Short exercise:
Where the word "this" occurs in a line, return that line.

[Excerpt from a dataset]
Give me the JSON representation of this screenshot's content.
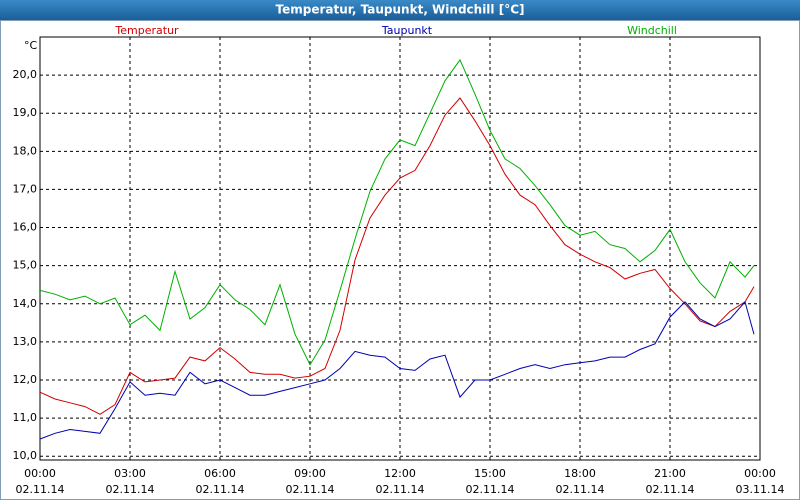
{
  "chart_data": {
    "type": "line",
    "title": "Temperatur, Taupunkt, Windchill [°C]",
    "y_unit": "°C",
    "x": [
      0,
      0.5,
      1,
      1.5,
      2,
      2.5,
      3,
      3.5,
      4,
      4.5,
      5,
      5.5,
      6,
      6.5,
      7,
      7.5,
      8,
      8.5,
      9,
      9.5,
      10,
      10.5,
      11,
      11.5,
      12,
      12.5,
      13,
      13.5,
      14,
      14.5,
      15,
      15.5,
      16,
      16.5,
      17,
      17.5,
      18,
      18.5,
      19,
      19.5,
      20,
      20.5,
      21,
      21.5,
      22,
      22.5,
      23,
      23.5,
      23.8
    ],
    "series": [
      {
        "name": "Temperatur",
        "color": "#d00000",
        "values": [
          11.68,
          11.5,
          11.4,
          11.3,
          11.1,
          11.35,
          12.2,
          11.95,
          12.0,
          12.05,
          12.6,
          12.5,
          12.85,
          12.55,
          12.2,
          12.15,
          12.15,
          12.05,
          12.1,
          12.3,
          13.3,
          15.15,
          16.25,
          16.85,
          17.3,
          17.5,
          18.15,
          18.95,
          19.4,
          18.8,
          18.15,
          17.4,
          16.85,
          16.6,
          16.05,
          15.55,
          15.3,
          15.1,
          14.95,
          14.65,
          14.8,
          14.9,
          14.4,
          14.0,
          13.55,
          13.4,
          13.8,
          14.05,
          14.45
        ]
      },
      {
        "name": "Taupunkt",
        "color": "#0000b0",
        "values": [
          10.45,
          10.6,
          10.7,
          10.65,
          10.6,
          11.25,
          11.95,
          11.6,
          11.65,
          11.6,
          12.2,
          11.9,
          12.0,
          11.8,
          11.6,
          11.6,
          11.7,
          11.8,
          11.9,
          12.0,
          12.3,
          12.75,
          12.65,
          12.6,
          12.3,
          12.25,
          12.55,
          12.65,
          11.55,
          12.0,
          12.0,
          12.15,
          12.3,
          12.4,
          12.3,
          12.4,
          12.45,
          12.5,
          12.6,
          12.6,
          12.8,
          12.95,
          13.65,
          14.05,
          13.6,
          13.4,
          13.6,
          14.05,
          13.2
        ]
      },
      {
        "name": "Windchill",
        "color": "#00b000",
        "values": [
          14.35,
          14.25,
          14.1,
          14.2,
          14.0,
          14.15,
          13.45,
          13.7,
          13.3,
          14.85,
          13.6,
          13.9,
          14.5,
          14.1,
          13.85,
          13.45,
          14.5,
          13.2,
          12.4,
          13.05,
          14.35,
          15.7,
          16.95,
          17.8,
          18.3,
          18.15,
          19.0,
          19.85,
          20.4,
          19.5,
          18.55,
          17.8,
          17.55,
          17.1,
          16.6,
          16.05,
          15.8,
          15.9,
          15.55,
          15.45,
          15.1,
          15.4,
          15.95,
          15.1,
          14.55,
          14.15,
          15.1,
          14.7,
          15.0
        ]
      }
    ],
    "xlim": [
      0,
      24
    ],
    "xticks": [
      {
        "value": 0,
        "label": "00:00"
      },
      {
        "value": 3,
        "label": "03:00"
      },
      {
        "value": 6,
        "label": "06:00"
      },
      {
        "value": 9,
        "label": "09:00"
      },
      {
        "value": 12,
        "label": "12:00"
      },
      {
        "value": 15,
        "label": "15:00"
      },
      {
        "value": 18,
        "label": "18:00"
      },
      {
        "value": 21,
        "label": "21:00"
      },
      {
        "value": 24,
        "label": "00:00"
      }
    ],
    "xtick_dates": [
      "02.11.14",
      "02.11.14",
      "02.11.14",
      "02.11.14",
      "02.11.14",
      "02.11.14",
      "02.11.14",
      "02.11.14",
      "03.11.14"
    ],
    "ylim": [
      9.9,
      21.0
    ],
    "yticks": [
      {
        "value": 10,
        "label": "10,0"
      },
      {
        "value": 11,
        "label": "11,0"
      },
      {
        "value": 12,
        "label": "12,0"
      },
      {
        "value": 13,
        "label": "13,0"
      },
      {
        "value": 14,
        "label": "14,0"
      },
      {
        "value": 15,
        "label": "15,0"
      },
      {
        "value": 16,
        "label": "16,0"
      },
      {
        "value": 17,
        "label": "17,0"
      },
      {
        "value": 18,
        "label": "18,0"
      },
      {
        "value": 19,
        "label": "19,0"
      },
      {
        "value": 20,
        "label": "20,0"
      }
    ],
    "grid": true
  }
}
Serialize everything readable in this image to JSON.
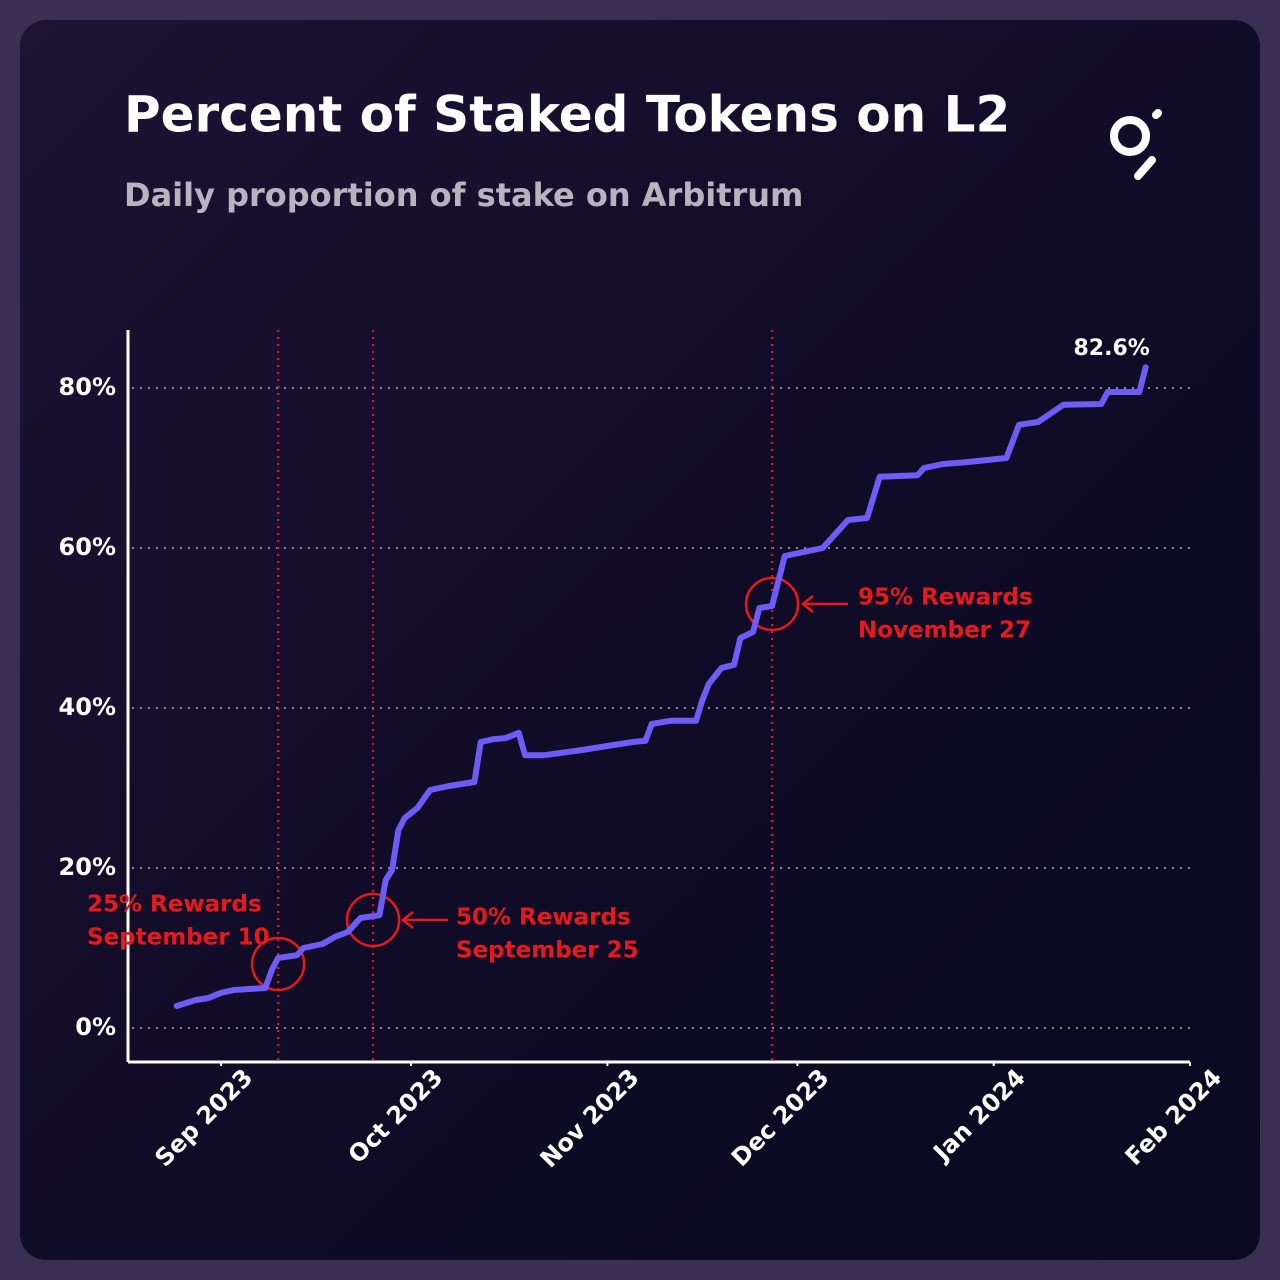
{
  "chart_data": {
    "type": "line",
    "title": "Percent of Staked Tokens on L2",
    "subtitle": "Daily proportion of stake on Arbitrum",
    "x": [
      -7,
      -4,
      -2,
      0,
      2,
      7,
      8,
      9,
      12,
      13,
      16,
      18,
      20,
      22,
      25,
      26,
      27,
      28,
      29,
      31,
      33,
      36,
      40,
      41,
      43,
      45,
      47,
      48,
      51,
      57,
      61,
      65,
      67,
      68,
      71,
      75,
      76,
      77,
      79,
      81,
      82,
      84,
      85,
      87,
      89,
      92,
      95,
      99,
      102,
      104,
      110,
      111,
      114,
      118,
      124,
      126,
      129,
      133,
      139,
      140,
      145,
      146
    ],
    "values": [
      2.75,
      3.5,
      3.75,
      4.4,
      4.75,
      5,
      7.25,
      8.75,
      9.1,
      10,
      10.5,
      11.4,
      12,
      13.75,
      14.1,
      18.5,
      19.75,
      24.75,
      26.25,
      27.5,
      29.75,
      30.25,
      30.75,
      35.75,
      36.1,
      36.25,
      36.9,
      34.1,
      34.1,
      34.75,
      35.25,
      35.75,
      35.9,
      38,
      38.4,
      38.4,
      41,
      43,
      45,
      45.4,
      48.75,
      49.5,
      52.5,
      52.75,
      59,
      59.5,
      60,
      63.5,
      63.75,
      68.9,
      69.1,
      70,
      70.5,
      70.75,
      71.25,
      75.4,
      75.75,
      77.9,
      78,
      79.5,
      79.5,
      82.6
    ],
    "value_labels": [
      null,
      null,
      null,
      null,
      null,
      null,
      null,
      null,
      null,
      null,
      null,
      null,
      null,
      null,
      null,
      null,
      null,
      null,
      null,
      null,
      null,
      null,
      null,
      null,
      null,
      null,
      null,
      null,
      null,
      null,
      null,
      null,
      null,
      null,
      null,
      null,
      null,
      null,
      null,
      null,
      null,
      null,
      null,
      null,
      null,
      null,
      null,
      null,
      null,
      null,
      null,
      null,
      null,
      null,
      null,
      null,
      null,
      null,
      null,
      null,
      null,
      "82.6%"
    ],
    "color": "#6e5cf6",
    "xlim": [
      -14.7,
      153
    ],
    "xticks": [
      {
        "value": 0,
        "label": "Sep 2023"
      },
      {
        "value": 30,
        "label": "Oct 2023"
      },
      {
        "value": 61,
        "label": "Nov 2023"
      },
      {
        "value": 91,
        "label": "Dec 2023"
      },
      {
        "value": 122,
        "label": "Jan 2024"
      },
      {
        "value": 153,
        "label": "Feb 2024"
      }
    ],
    "ylim": [
      -4.25,
      87.25
    ],
    "yticks": [
      {
        "value": 0,
        "label": "0%"
      },
      {
        "value": 20,
        "label": "20%"
      },
      {
        "value": 40,
        "label": "40%"
      },
      {
        "value": 60,
        "label": "60%"
      },
      {
        "value": 80,
        "label": "80%"
      }
    ],
    "grid": true,
    "annotations": [
      {
        "x": 9,
        "y": 8,
        "lines": [
          "25%  Rewards",
          "September 10"
        ]
      },
      {
        "x": 24,
        "y": 13.5,
        "lines": [
          "50%  Rewards",
          "September 25"
        ]
      },
      {
        "x": 87,
        "y": 53,
        "lines": [
          "95%  Rewards",
          "November 27"
        ]
      }
    ]
  }
}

Worked solution:
Give me the JSON representation of this screenshot's content.
Serialize everything readable in this image to JSON.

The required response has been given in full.